The records:
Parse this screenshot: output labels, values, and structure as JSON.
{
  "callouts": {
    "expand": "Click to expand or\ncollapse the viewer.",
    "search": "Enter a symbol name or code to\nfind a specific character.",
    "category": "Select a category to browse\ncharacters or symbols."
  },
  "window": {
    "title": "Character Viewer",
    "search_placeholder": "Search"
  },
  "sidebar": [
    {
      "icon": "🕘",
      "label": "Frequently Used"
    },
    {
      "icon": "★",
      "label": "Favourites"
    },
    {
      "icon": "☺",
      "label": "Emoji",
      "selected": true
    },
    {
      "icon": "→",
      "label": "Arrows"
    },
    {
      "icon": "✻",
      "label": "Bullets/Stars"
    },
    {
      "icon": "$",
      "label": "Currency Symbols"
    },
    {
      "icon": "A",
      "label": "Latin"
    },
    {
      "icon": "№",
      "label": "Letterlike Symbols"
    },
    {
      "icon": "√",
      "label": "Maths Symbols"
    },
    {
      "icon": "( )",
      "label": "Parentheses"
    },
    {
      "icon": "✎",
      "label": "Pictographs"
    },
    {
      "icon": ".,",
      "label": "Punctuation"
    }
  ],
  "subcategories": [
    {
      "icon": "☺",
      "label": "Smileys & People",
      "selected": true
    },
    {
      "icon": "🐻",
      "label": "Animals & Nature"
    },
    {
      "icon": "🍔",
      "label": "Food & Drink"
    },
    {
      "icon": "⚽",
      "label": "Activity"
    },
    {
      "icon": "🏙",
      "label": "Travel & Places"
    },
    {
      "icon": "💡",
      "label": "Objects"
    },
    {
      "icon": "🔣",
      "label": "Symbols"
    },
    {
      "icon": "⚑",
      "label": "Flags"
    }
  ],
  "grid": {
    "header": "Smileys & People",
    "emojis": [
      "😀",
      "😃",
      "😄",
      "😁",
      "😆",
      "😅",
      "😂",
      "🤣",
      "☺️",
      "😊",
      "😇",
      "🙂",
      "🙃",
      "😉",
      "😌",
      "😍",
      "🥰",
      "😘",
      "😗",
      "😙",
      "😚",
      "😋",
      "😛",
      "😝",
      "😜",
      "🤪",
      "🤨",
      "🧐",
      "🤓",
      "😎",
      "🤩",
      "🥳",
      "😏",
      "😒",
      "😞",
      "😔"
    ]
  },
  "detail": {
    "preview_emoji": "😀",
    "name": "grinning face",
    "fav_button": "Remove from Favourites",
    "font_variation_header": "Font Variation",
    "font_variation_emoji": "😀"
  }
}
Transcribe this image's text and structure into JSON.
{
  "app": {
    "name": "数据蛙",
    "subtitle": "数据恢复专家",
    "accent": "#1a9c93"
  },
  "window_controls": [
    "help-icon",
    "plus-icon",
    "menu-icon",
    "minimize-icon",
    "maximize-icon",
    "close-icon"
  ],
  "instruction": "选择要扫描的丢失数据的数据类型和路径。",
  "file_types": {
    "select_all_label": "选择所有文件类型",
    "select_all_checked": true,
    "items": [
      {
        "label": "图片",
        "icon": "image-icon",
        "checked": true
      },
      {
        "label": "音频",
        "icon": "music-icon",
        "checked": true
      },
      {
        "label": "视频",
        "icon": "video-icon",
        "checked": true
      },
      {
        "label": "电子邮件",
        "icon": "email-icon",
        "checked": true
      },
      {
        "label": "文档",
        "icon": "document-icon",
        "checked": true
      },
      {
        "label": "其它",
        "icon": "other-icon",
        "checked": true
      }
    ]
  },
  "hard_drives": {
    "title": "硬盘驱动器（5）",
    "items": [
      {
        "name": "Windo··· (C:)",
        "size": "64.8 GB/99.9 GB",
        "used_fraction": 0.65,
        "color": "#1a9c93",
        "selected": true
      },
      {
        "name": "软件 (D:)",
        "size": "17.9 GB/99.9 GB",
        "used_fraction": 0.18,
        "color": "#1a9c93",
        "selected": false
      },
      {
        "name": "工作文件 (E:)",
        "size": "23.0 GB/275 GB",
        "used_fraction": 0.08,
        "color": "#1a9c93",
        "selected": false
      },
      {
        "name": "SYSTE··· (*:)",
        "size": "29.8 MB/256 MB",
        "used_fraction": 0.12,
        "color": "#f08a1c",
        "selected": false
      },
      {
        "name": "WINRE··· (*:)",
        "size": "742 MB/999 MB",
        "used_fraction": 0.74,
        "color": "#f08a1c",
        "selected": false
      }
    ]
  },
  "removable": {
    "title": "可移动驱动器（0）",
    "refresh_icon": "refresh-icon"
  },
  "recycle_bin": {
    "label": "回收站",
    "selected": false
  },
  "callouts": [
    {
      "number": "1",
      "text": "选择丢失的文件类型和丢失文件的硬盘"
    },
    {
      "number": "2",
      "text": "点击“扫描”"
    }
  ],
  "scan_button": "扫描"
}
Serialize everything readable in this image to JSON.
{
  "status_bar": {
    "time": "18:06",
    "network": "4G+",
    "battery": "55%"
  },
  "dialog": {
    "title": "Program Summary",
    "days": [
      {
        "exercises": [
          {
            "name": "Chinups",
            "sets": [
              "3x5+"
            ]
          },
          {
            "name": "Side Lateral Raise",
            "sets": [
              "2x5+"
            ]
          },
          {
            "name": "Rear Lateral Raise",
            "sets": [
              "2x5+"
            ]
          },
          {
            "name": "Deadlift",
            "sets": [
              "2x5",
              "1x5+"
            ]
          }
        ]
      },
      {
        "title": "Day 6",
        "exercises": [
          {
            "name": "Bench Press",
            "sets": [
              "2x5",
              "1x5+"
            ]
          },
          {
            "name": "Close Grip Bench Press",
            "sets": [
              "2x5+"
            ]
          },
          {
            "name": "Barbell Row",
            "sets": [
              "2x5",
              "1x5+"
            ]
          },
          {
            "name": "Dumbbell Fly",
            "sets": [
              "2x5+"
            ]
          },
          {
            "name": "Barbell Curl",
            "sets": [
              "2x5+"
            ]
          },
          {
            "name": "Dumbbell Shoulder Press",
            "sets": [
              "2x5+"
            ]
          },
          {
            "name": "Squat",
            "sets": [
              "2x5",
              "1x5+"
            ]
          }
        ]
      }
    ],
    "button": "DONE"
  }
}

Work to complete: Return the full listing, character for character.

Answer below:
Parse this screenshot: output labels, values, and structure as JSON.
{
  "callouts": {
    "expand": "Click to expand or\ncollapse the viewer.",
    "search": "Enter a symbol name or code to\nfind a specific character.",
    "category": "Select a category to browse\ncharacters or symbols."
  },
  "window": {
    "title": "Character Viewer",
    "search_placeholder": "Search"
  },
  "sidebar": [
    {
      "icon": "🕘",
      "label": "Frequently Used"
    },
    {
      "icon": "★",
      "label": "Favourites"
    },
    {
      "icon": "☺",
      "label": "Emoji",
      "selected": true
    },
    {
      "icon": "→",
      "label": "Arrows"
    },
    {
      "icon": "✻",
      "label": "Bullets/Stars"
    },
    {
      "icon": "$",
      "label": "Currency Symbols"
    },
    {
      "icon": "A",
      "label": "Latin"
    },
    {
      "icon": "№",
      "label": "Letterlike Symbols"
    },
    {
      "icon": "√",
      "label": "Maths Symbols"
    },
    {
      "icon": "( )",
      "label": "Parentheses"
    },
    {
      "icon": "✎",
      "label": "Pictographs"
    },
    {
      "icon": ".,",
      "label": "Punctuation"
    }
  ],
  "subcategories": [
    {
      "icon": "☺",
      "label": "Smileys & People",
      "selected": true
    },
    {
      "icon": "🐻",
      "label": "Animals & Nature"
    },
    {
      "icon": "🍔",
      "label": "Food & Drink"
    },
    {
      "icon": "⚽",
      "label": "Activity"
    },
    {
      "icon": "🏙",
      "label": "Travel & Places"
    },
    {
      "icon": "💡",
      "label": "Objects"
    },
    {
      "icon": "🔣",
      "label": "Symbols"
    },
    {
      "icon": "⚑",
      "label": "Flags"
    }
  ],
  "grid": {
    "header": "Smileys & People",
    "emojis": [
      "😀",
      "😃",
      "😄",
      "😁",
      "😆",
      "😅",
      "😂",
      "🤣",
      "☺️",
      "😊",
      "😇",
      "🙂",
      "🙃",
      "😉",
      "😌",
      "😍",
      "🥰",
      "😘",
      "😗",
      "😙",
      "😚",
      "😋",
      "😛",
      "😝",
      "😜",
      "🤪",
      "🤨",
      "🧐",
      "🤓",
      "😎",
      "🤩",
      "🥳",
      "😏",
      "😒",
      "😞",
      "😔"
    ]
  },
  "detail": {
    "preview_emoji": "😀",
    "name": "grinning face",
    "fav_button": "Remove from Favourites",
    "font_variation_header": "Font Variation",
    "font_variation_emoji": "😀"
  }
}
Transcribe this image's text and structure into JSON.
{
  "app": {
    "name": "数据蛙",
    "subtitle": "数据恢复专家",
    "accent": "#1a9c93"
  },
  "window_controls": [
    "help-icon",
    "plus-icon",
    "menu-icon",
    "minimize-icon",
    "maximize-icon",
    "close-icon"
  ],
  "instruction": "选择要扫描的丢失数据的数据类型和路径。",
  "file_types": {
    "select_all_label": "选择所有文件类型",
    "select_all_checked": true,
    "items": [
      {
        "label": "图片",
        "icon": "image-icon",
        "checked": true
      },
      {
        "label": "音频",
        "icon": "music-icon",
        "checked": true
      },
      {
        "label": "视频",
        "icon": "video-icon",
        "checked": true
      },
      {
        "label": "电子邮件",
        "icon": "email-icon",
        "checked": true
      },
      {
        "label": "文档",
        "icon": "document-icon",
        "checked": true
      },
      {
        "label": "其它",
        "icon": "other-icon",
        "checked": true
      }
    ]
  },
  "hard_drives": {
    "title": "硬盘驱动器（5）",
    "items": [
      {
        "name": "Windo··· (C:)",
        "size": "64.8 GB/99.9 GB",
        "used_fraction": 0.65,
        "color": "#1a9c93",
        "selected": true
      },
      {
        "name": "软件 (D:)",
        "size": "17.9 GB/99.9 GB",
        "used_fraction": 0.18,
        "color": "#1a9c93",
        "selected": false
      },
      {
        "name": "工作文件 (E:)",
        "size": "23.0 GB/275 GB",
        "used_fraction": 0.08,
        "color": "#1a9c93",
        "selected": false
      },
      {
        "name": "SYSTE··· (*:)",
        "size": "29.8 MB/256 MB",
        "used_fraction": 0.12,
        "color": "#f08a1c",
        "selected": false
      },
      {
        "name": "WINRE··· (*:)",
        "size": "742 MB/999 MB",
        "used_fraction": 0.74,
        "color": "#f08a1c",
        "selected": false
      }
    ]
  },
  "removable": {
    "title": "可移动驱动器（0）",
    "refresh_icon": "refresh-icon"
  },
  "recycle_bin": {
    "label": "回收站",
    "selected": false
  },
  "callouts": [
    {
      "number": "1",
      "text": "选择丢失的文件类型和丢失文件的硬盘"
    },
    {
      "number": "2",
      "text": "点击“扫描”"
    }
  ],
  "scan_button": "扫描"
}
Serialize everything readable in this image to JSON.
{
  "status_bar": {
    "time": "18:06",
    "network": "4G+",
    "battery": "55%"
  },
  "dialog": {
    "title": "Program Summary",
    "days": [
      {
        "exercises": [
          {
            "name": "Chinups",
            "sets": [
              "3x5+"
            ]
          },
          {
            "name": "Side Lateral Raise",
            "sets": [
              "2x5+"
            ]
          },
          {
            "name": "Rear Lateral Raise",
            "sets": [
              "2x5+"
            ]
          },
          {
            "name": "Deadlift",
            "sets": [
              "2x5",
              "1x5+"
            ]
          }
        ]
      },
      {
        "title": "Day 6",
        "exercises": [
          {
            "name": "Bench Press",
            "sets": [
              "2x5",
              "1x5+"
            ]
          },
          {
            "name": "Close Grip Bench Press",
            "sets": [
              "2x5+"
            ]
          },
          {
            "name": "Barbell Row",
            "sets": [
              "2x5",
              "1x5+"
            ]
          },
          {
            "name": "Dumbbell Fly",
            "sets": [
              "2x5+"
            ]
          },
          {
            "name": "Barbell Curl",
            "sets": [
              "2x5+"
            ]
          },
          {
            "name": "Dumbbell Shoulder Press",
            "sets": [
              "2x5+"
            ]
          },
          {
            "name": "Squat",
            "sets": [
              "2x5",
              "1x5+"
            ]
          }
        ]
      }
    ],
    "button": "DONE"
  }
}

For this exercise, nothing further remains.